Data supplied
[Begin]
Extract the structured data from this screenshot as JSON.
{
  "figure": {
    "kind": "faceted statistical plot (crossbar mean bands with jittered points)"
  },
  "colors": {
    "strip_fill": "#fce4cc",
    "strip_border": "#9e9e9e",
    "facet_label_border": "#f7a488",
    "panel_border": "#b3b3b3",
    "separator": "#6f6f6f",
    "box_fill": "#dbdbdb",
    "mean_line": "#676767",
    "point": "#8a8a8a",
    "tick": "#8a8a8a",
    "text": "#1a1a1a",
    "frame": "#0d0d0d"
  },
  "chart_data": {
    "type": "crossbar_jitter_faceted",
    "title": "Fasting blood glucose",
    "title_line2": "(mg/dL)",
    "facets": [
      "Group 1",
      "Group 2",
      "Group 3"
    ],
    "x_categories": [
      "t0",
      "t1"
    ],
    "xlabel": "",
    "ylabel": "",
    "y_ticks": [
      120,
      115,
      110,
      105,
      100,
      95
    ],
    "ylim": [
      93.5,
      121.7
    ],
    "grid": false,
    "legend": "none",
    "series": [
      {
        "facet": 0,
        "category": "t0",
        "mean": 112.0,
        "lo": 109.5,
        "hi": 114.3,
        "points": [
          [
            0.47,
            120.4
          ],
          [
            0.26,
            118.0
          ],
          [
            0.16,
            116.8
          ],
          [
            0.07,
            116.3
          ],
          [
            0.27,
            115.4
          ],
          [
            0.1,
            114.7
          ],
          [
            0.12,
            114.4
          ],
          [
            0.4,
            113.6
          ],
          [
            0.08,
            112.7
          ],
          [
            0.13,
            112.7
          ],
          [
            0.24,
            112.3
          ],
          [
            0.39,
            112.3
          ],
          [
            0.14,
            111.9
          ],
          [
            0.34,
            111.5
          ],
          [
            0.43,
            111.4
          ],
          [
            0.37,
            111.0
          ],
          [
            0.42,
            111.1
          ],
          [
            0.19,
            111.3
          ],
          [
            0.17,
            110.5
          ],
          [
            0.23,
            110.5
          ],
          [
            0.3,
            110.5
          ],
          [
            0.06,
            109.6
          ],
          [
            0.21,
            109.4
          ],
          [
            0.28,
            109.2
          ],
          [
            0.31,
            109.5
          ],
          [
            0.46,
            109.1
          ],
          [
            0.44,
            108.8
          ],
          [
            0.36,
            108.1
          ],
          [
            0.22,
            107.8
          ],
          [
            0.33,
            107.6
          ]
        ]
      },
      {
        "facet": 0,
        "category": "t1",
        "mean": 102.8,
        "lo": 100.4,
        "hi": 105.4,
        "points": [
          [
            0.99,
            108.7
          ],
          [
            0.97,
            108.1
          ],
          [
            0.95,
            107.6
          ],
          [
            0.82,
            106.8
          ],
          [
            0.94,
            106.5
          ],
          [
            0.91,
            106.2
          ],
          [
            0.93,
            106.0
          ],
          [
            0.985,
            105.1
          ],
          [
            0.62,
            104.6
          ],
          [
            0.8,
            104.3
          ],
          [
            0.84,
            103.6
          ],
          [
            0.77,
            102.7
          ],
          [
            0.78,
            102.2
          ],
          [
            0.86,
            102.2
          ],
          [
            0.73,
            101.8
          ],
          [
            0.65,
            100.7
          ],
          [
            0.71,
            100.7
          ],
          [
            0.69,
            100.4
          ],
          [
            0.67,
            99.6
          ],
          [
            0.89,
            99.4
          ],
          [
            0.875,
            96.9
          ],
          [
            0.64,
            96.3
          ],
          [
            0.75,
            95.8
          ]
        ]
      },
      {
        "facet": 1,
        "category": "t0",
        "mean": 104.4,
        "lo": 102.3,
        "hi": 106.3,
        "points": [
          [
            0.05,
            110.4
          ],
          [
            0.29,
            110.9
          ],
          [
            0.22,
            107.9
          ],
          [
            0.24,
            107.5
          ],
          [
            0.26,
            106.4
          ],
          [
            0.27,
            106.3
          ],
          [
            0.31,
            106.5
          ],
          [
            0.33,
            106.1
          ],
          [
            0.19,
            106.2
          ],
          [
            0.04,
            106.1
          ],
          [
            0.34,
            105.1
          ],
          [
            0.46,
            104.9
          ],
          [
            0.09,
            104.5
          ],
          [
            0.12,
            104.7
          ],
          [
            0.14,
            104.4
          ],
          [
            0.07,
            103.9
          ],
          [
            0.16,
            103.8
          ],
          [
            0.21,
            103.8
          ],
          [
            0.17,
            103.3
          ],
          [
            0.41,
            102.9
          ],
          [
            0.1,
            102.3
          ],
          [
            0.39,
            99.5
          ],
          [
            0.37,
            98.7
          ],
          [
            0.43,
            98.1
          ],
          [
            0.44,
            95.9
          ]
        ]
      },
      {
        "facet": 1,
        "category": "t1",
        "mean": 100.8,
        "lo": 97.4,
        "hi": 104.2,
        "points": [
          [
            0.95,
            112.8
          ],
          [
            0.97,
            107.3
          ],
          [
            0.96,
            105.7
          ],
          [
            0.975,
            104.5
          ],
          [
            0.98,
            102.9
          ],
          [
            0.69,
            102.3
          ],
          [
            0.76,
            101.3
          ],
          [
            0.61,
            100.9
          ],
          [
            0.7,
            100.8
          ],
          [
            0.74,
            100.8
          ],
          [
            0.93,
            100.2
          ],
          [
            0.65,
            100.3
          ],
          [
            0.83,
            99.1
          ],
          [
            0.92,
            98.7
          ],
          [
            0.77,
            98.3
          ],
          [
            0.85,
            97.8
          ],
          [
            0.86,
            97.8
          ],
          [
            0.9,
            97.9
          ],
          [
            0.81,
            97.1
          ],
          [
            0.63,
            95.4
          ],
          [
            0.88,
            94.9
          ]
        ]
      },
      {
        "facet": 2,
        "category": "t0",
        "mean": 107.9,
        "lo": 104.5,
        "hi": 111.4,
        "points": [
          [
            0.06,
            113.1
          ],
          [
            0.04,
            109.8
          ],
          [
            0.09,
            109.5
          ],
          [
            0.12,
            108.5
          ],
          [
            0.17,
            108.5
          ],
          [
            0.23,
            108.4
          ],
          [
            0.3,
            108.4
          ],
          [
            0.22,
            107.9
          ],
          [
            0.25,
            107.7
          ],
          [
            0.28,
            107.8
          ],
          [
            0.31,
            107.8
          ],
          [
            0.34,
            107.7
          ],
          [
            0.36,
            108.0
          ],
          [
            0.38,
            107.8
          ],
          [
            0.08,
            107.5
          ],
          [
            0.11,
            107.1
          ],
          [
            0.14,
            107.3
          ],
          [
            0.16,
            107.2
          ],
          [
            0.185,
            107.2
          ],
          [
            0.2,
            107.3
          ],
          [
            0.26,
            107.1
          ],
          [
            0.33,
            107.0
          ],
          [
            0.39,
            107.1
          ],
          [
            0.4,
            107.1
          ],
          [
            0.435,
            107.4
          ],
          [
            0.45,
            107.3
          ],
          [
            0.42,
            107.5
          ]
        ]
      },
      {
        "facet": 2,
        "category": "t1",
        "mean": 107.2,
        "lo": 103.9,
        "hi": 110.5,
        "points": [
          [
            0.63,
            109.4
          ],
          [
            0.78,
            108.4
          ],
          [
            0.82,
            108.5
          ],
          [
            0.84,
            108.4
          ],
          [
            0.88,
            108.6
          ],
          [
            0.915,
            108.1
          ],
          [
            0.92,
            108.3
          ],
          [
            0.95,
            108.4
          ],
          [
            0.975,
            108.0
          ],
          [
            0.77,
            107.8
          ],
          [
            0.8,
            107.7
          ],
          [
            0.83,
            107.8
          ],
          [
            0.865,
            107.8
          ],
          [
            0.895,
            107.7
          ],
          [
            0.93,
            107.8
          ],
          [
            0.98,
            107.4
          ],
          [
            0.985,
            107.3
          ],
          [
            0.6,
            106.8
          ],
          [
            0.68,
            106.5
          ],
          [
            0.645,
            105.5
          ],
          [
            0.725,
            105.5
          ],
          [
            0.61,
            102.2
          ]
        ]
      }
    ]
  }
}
[End]
[Begin]
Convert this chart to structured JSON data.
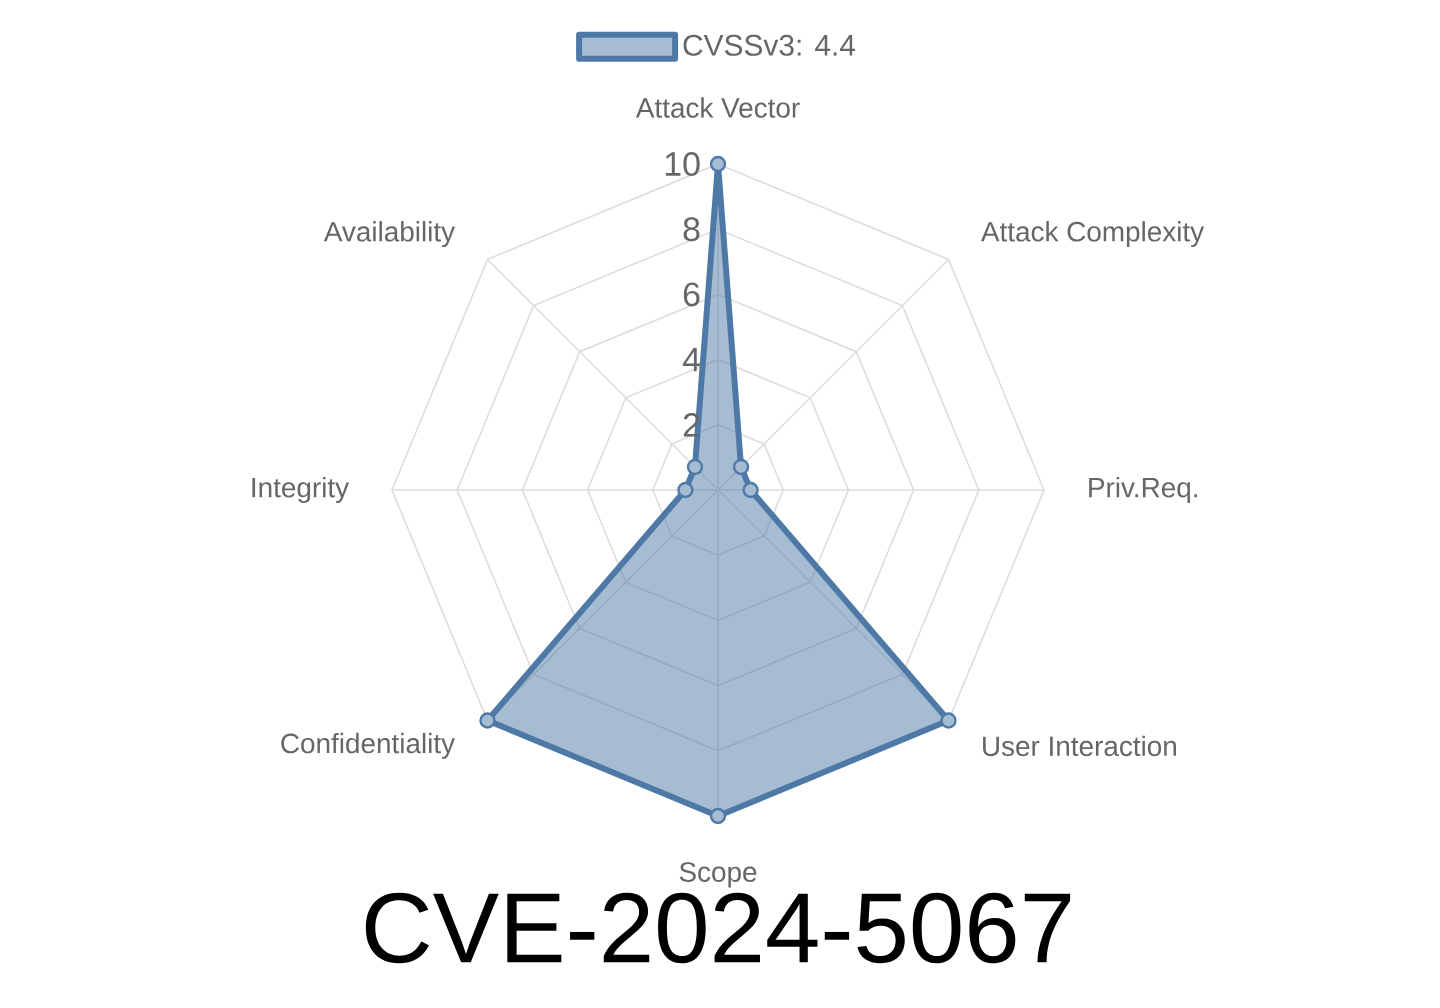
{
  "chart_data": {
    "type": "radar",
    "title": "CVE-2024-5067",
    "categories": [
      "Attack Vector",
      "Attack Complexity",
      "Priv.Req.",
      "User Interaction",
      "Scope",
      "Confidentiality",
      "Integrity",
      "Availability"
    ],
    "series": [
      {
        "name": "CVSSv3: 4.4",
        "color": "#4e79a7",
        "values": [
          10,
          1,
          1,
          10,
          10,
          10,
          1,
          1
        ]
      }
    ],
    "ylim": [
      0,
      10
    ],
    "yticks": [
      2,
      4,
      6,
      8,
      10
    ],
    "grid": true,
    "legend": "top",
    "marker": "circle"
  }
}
[End]
Work to complete
Show every line of the listing in which the string "JSON" can be found.

Exercise output
Extract the structured data from this screenshot as JSON.
Convert this chart to structured JSON data.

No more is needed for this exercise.